WORKING DATA:
━━━━━━━━━━━━━━━━━━━━

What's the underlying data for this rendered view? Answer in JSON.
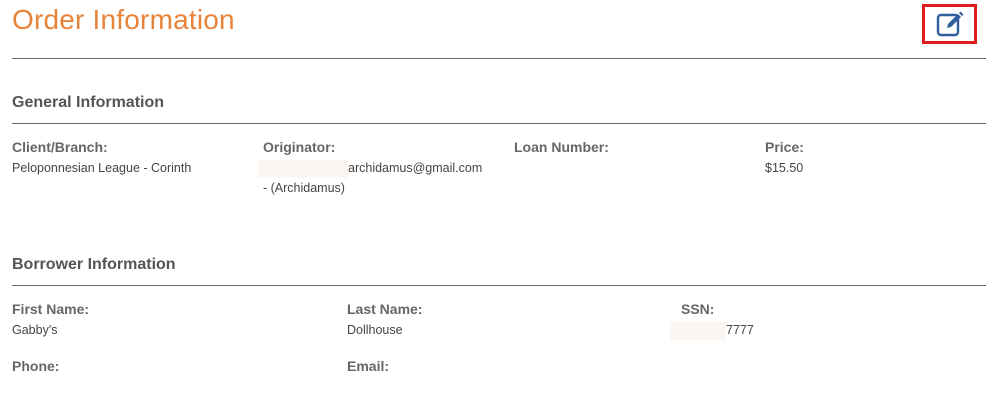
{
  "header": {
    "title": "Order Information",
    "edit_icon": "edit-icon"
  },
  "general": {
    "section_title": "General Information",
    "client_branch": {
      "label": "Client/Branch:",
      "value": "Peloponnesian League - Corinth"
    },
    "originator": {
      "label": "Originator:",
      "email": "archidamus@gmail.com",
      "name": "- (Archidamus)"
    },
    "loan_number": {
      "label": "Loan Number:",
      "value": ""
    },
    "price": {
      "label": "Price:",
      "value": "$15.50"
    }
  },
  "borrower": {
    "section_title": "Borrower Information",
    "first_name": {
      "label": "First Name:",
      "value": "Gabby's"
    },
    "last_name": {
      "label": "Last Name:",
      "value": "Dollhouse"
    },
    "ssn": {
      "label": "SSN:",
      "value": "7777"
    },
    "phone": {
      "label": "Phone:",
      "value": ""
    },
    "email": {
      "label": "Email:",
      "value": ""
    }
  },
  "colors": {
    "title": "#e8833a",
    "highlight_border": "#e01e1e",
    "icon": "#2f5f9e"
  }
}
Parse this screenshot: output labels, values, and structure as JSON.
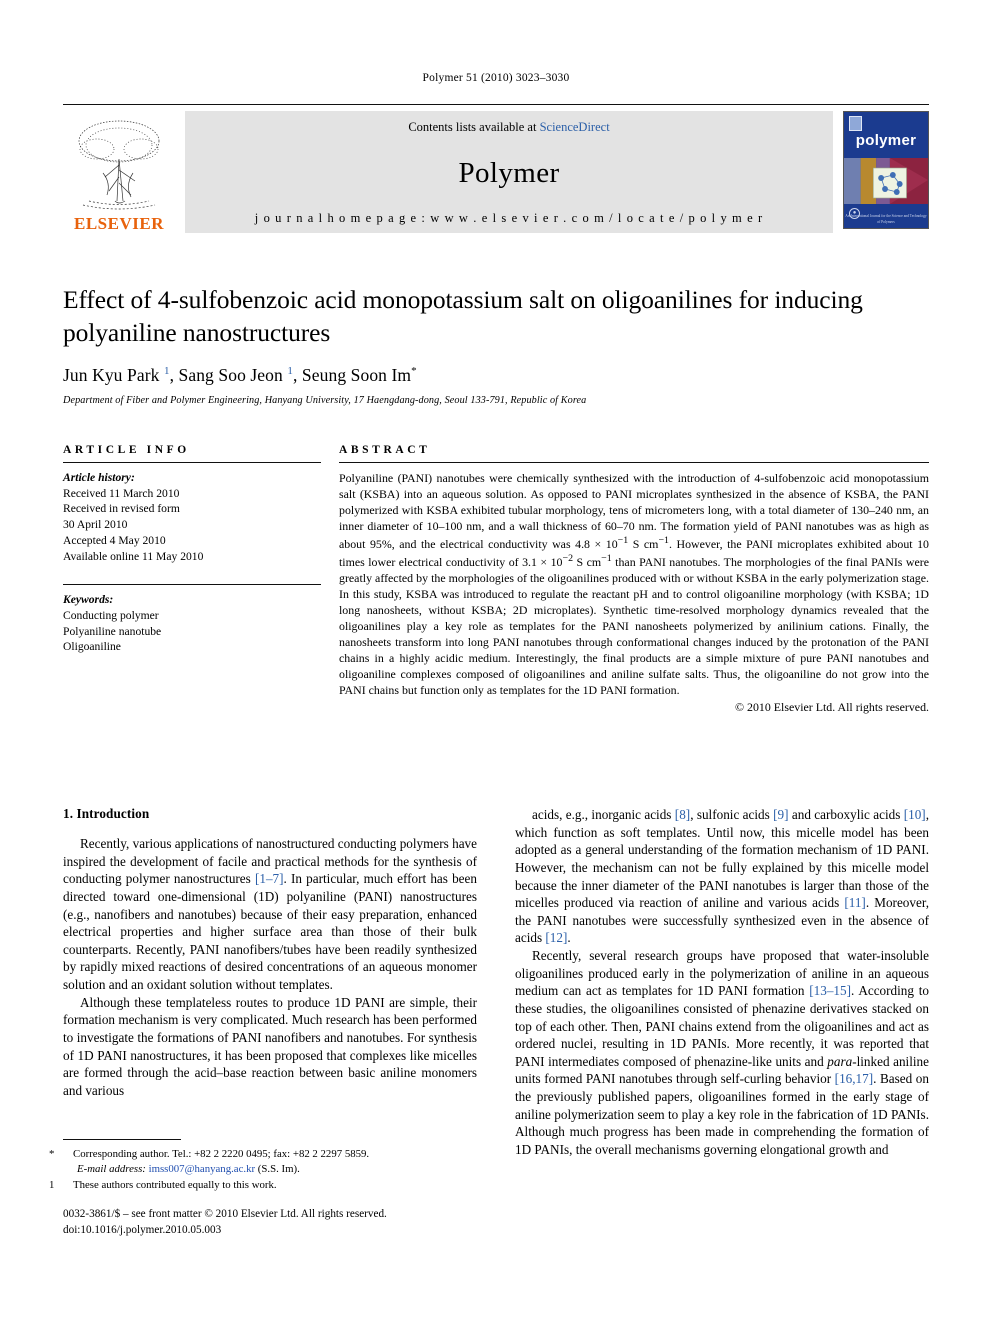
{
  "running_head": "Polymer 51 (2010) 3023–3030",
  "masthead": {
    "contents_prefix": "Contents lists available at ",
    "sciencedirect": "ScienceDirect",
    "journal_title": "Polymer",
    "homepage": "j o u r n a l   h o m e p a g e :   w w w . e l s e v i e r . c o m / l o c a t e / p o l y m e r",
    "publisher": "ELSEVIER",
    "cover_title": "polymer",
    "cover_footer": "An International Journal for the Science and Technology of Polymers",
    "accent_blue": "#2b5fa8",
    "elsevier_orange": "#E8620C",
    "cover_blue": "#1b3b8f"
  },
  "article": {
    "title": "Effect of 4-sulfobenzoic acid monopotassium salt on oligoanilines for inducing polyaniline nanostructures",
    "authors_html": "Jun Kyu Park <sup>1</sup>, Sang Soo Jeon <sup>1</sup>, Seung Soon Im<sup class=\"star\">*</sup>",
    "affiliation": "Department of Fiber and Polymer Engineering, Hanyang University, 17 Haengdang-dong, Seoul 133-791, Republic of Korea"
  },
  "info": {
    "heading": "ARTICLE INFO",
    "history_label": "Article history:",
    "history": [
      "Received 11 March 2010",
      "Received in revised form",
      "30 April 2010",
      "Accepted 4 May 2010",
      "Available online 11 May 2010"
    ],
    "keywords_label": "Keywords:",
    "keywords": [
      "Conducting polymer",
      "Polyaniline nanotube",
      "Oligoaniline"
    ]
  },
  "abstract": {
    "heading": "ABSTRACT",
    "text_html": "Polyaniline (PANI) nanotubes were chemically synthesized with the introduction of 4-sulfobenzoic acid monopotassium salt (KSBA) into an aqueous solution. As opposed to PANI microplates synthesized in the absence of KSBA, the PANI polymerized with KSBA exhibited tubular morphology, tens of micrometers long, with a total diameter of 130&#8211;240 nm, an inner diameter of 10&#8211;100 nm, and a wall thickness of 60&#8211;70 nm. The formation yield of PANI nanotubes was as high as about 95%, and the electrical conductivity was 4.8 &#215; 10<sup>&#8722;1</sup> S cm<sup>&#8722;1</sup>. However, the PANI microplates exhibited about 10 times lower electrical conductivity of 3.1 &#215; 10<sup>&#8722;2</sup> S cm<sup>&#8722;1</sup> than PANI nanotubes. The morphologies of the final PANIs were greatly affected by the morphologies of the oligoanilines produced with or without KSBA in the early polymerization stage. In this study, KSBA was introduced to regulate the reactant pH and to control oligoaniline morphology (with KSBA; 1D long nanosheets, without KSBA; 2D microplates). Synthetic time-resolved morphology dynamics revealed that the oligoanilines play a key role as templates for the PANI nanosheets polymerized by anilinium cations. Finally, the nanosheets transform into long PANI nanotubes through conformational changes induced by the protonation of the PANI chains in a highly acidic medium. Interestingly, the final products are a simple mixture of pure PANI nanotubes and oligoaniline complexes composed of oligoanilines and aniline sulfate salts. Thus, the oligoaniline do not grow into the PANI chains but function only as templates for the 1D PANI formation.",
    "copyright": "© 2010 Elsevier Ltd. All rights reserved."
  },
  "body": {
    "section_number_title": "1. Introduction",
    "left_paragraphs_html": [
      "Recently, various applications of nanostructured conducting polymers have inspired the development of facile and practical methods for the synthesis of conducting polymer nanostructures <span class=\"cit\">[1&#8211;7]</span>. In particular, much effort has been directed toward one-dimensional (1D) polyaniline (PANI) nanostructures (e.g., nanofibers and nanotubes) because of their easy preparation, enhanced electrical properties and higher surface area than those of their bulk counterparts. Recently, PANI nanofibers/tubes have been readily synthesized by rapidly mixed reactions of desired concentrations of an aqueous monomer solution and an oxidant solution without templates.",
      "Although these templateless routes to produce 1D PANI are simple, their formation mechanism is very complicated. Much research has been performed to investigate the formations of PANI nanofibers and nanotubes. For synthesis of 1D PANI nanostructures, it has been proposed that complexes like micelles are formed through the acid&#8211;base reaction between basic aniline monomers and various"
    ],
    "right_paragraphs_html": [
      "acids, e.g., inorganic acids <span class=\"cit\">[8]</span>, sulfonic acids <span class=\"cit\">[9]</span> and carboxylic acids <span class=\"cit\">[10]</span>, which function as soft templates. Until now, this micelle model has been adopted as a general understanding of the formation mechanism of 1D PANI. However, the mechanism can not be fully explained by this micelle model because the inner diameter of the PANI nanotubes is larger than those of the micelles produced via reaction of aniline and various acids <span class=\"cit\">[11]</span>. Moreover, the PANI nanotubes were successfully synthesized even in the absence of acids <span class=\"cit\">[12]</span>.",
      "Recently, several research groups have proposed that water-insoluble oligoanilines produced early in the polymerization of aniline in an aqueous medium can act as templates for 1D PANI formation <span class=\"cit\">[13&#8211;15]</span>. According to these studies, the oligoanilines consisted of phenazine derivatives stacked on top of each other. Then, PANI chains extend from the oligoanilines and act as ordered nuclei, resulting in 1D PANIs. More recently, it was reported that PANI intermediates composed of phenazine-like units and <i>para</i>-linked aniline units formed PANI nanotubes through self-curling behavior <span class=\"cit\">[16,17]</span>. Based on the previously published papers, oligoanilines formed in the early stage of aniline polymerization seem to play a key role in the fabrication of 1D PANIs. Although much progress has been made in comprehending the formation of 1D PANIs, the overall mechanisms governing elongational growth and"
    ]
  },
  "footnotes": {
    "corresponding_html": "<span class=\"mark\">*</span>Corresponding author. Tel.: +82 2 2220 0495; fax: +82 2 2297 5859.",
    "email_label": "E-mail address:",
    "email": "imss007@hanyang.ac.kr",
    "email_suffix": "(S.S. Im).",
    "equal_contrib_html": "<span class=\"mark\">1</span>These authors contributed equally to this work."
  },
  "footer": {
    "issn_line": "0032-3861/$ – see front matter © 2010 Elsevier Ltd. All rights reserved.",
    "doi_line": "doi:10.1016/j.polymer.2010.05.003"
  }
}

━━━━━━━━━━━━━━━━━━━━

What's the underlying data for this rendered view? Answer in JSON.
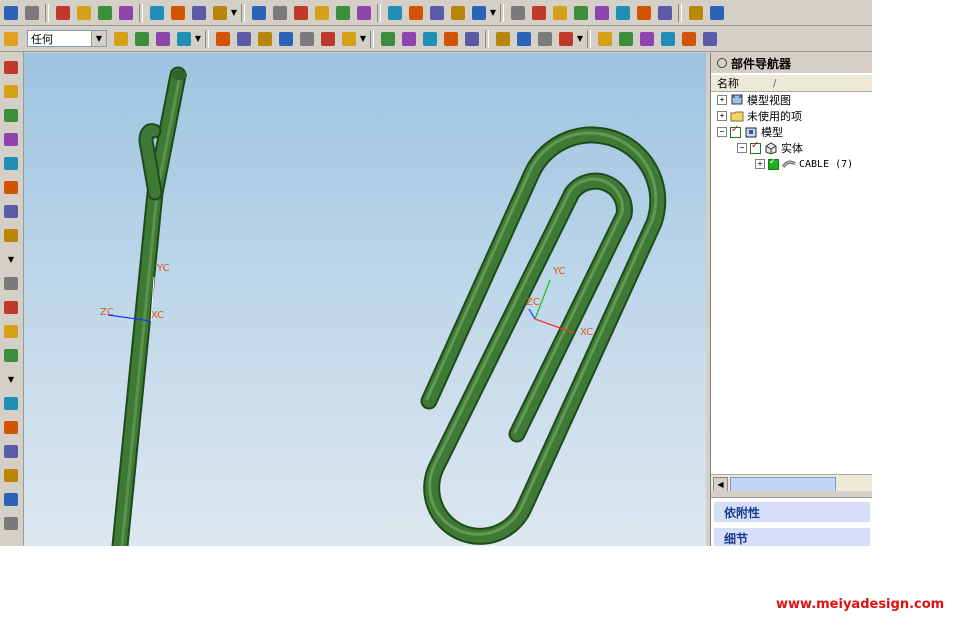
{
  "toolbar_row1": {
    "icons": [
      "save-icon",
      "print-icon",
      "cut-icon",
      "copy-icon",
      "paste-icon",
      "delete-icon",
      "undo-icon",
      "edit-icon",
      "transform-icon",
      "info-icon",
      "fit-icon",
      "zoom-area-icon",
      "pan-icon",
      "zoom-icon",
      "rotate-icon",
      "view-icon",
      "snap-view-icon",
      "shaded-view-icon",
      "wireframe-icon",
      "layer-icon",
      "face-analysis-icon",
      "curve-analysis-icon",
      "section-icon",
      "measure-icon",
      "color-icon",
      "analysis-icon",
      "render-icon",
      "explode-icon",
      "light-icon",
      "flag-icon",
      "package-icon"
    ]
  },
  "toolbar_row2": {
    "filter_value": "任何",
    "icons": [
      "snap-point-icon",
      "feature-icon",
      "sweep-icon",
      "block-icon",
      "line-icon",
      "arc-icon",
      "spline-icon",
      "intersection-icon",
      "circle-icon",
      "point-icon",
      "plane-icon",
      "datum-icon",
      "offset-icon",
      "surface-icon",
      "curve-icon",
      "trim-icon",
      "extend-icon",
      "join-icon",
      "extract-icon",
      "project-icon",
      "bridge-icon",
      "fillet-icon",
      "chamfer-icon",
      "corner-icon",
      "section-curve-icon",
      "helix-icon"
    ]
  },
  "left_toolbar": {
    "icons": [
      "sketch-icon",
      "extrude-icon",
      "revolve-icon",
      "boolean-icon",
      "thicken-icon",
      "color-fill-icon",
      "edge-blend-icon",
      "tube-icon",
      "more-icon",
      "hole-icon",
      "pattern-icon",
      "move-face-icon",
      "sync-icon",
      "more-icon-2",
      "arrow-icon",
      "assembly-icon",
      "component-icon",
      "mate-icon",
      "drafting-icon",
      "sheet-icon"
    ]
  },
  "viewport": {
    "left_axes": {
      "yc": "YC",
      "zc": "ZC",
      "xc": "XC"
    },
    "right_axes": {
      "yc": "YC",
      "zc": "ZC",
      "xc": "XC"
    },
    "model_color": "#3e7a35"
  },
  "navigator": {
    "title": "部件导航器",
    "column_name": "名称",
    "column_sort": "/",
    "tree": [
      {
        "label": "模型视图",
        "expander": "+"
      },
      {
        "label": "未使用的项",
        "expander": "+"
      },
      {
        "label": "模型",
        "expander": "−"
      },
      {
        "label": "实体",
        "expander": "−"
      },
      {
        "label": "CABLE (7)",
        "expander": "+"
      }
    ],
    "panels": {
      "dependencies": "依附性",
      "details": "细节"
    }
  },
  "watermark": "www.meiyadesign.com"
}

━━━━━━━━━━━━━━━━━━━━

WORK INSTRUCTIONS: Consider the entries above and return each line with the string "analysis".

THE RESPONSE:
      "face-analysis-icon",
      "curve-analysis-icon",
      "analysis-icon",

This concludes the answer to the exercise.